Check each line of the data, and copy those where "gone" appears.
☆ ☆ ☆ ☆ ☆ ☆ ☆
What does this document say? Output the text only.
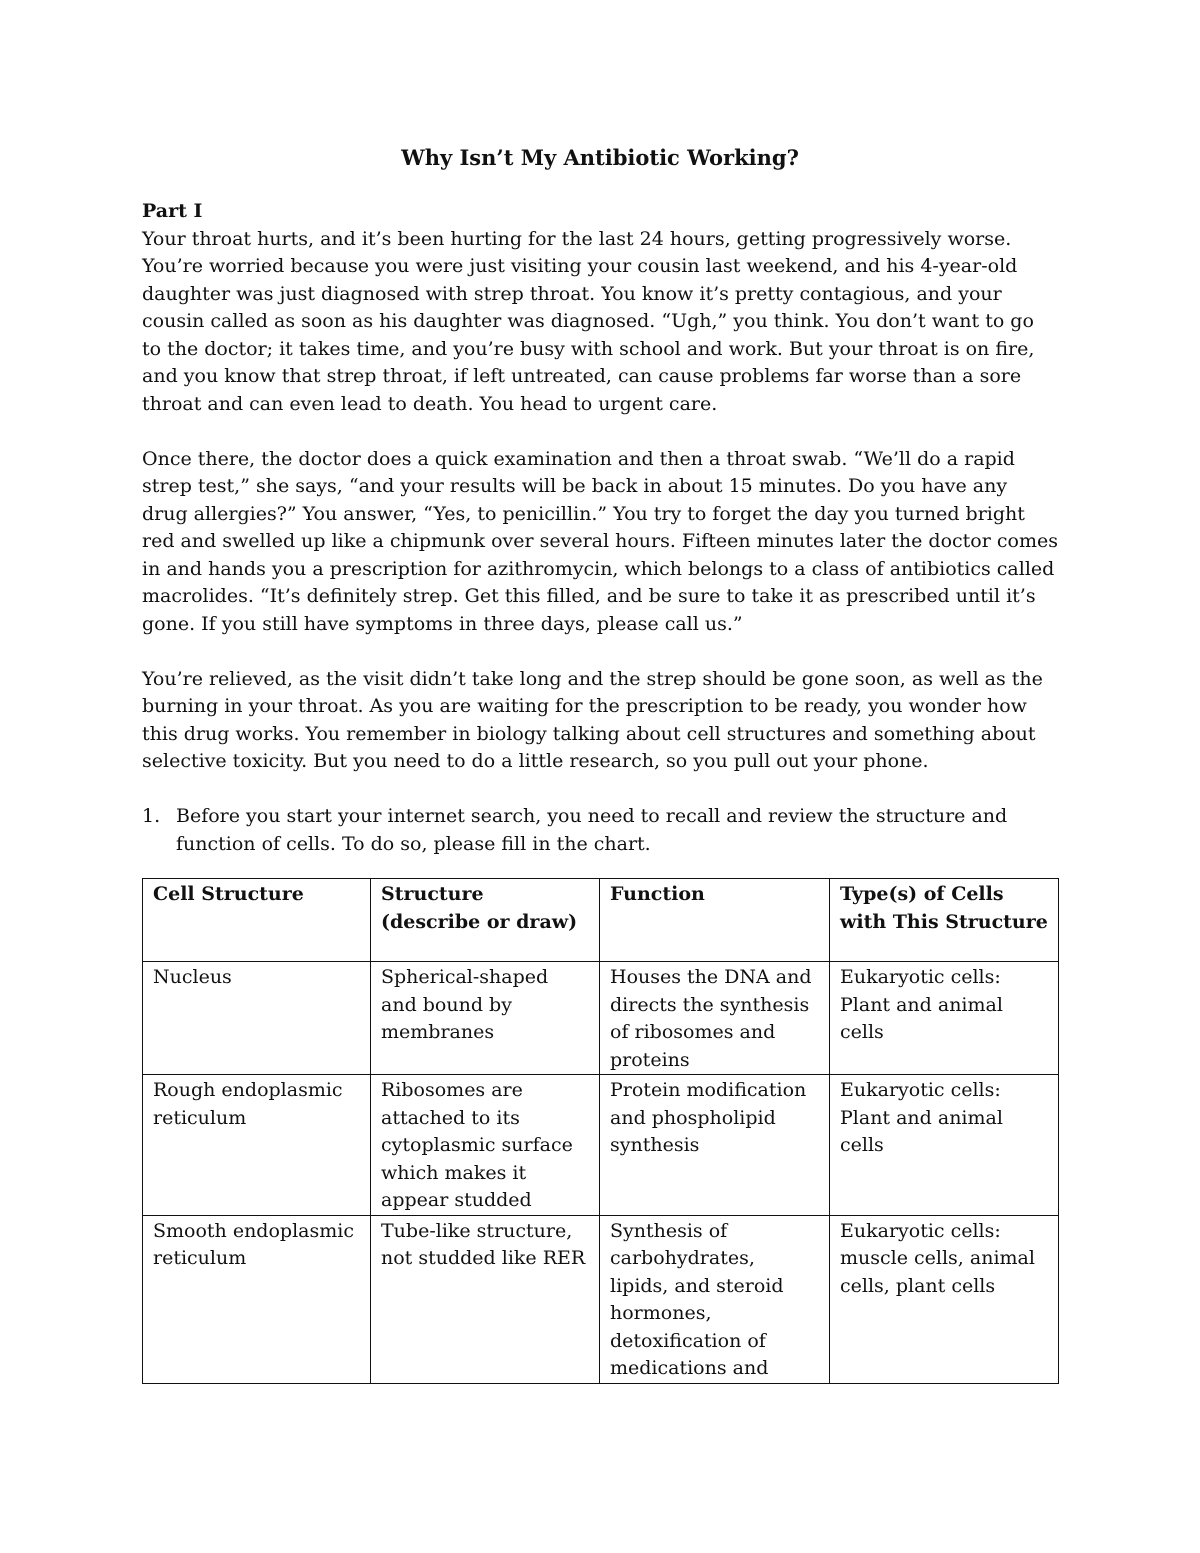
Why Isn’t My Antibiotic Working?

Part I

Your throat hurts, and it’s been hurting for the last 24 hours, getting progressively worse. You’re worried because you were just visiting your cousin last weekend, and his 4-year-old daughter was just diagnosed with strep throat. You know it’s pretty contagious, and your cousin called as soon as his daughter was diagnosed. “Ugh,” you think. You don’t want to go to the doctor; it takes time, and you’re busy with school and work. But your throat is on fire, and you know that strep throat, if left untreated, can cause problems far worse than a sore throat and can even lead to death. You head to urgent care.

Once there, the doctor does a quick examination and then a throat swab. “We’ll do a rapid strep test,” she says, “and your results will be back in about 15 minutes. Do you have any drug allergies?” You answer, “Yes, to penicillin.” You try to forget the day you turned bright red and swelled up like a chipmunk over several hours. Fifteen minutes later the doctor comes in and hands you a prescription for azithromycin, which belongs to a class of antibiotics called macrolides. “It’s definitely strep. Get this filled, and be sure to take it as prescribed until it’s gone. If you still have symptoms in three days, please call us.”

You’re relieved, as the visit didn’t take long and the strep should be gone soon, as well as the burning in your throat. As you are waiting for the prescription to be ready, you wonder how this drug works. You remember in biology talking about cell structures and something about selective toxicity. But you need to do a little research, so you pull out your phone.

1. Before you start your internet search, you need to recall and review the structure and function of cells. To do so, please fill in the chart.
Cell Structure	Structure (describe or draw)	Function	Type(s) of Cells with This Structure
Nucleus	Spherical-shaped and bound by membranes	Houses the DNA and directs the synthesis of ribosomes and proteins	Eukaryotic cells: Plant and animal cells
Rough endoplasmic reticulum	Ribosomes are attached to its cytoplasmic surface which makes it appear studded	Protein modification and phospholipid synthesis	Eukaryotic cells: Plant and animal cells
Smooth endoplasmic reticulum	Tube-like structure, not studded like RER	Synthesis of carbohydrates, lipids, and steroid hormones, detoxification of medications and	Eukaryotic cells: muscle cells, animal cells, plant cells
☆ ☆ ☆ ☆ ☆ ☆ ☆
**Answer space:**
Once there, the doctor does a quick examination and then a throat swab. “We’ll do a rapid strep test,” she says, “and your results will be back in about 15 minutes. Do you have any drug allergies?” You answer, “Yes, to penicillin.” You try to forget the day you turned bright red and swelled up like a chipmunk over several hours. Fifteen minutes later the doctor comes in and hands you a prescription for azithromycin, which belongs to a class of antibiotics called macrolides. “It’s definitely strep. Get this filled, and be sure to take it as prescribed until it’s gone. If you still have symptoms in three days, please call us.”
You’re relieved, as the visit didn’t take long and the strep should be gone soon, as well as the burning in your throat. As you are waiting for the prescription to be ready, you wonder how this drug works. You remember in biology talking about cell structures and something about selective toxicity. But you need to do a little research, so you pull out your phone.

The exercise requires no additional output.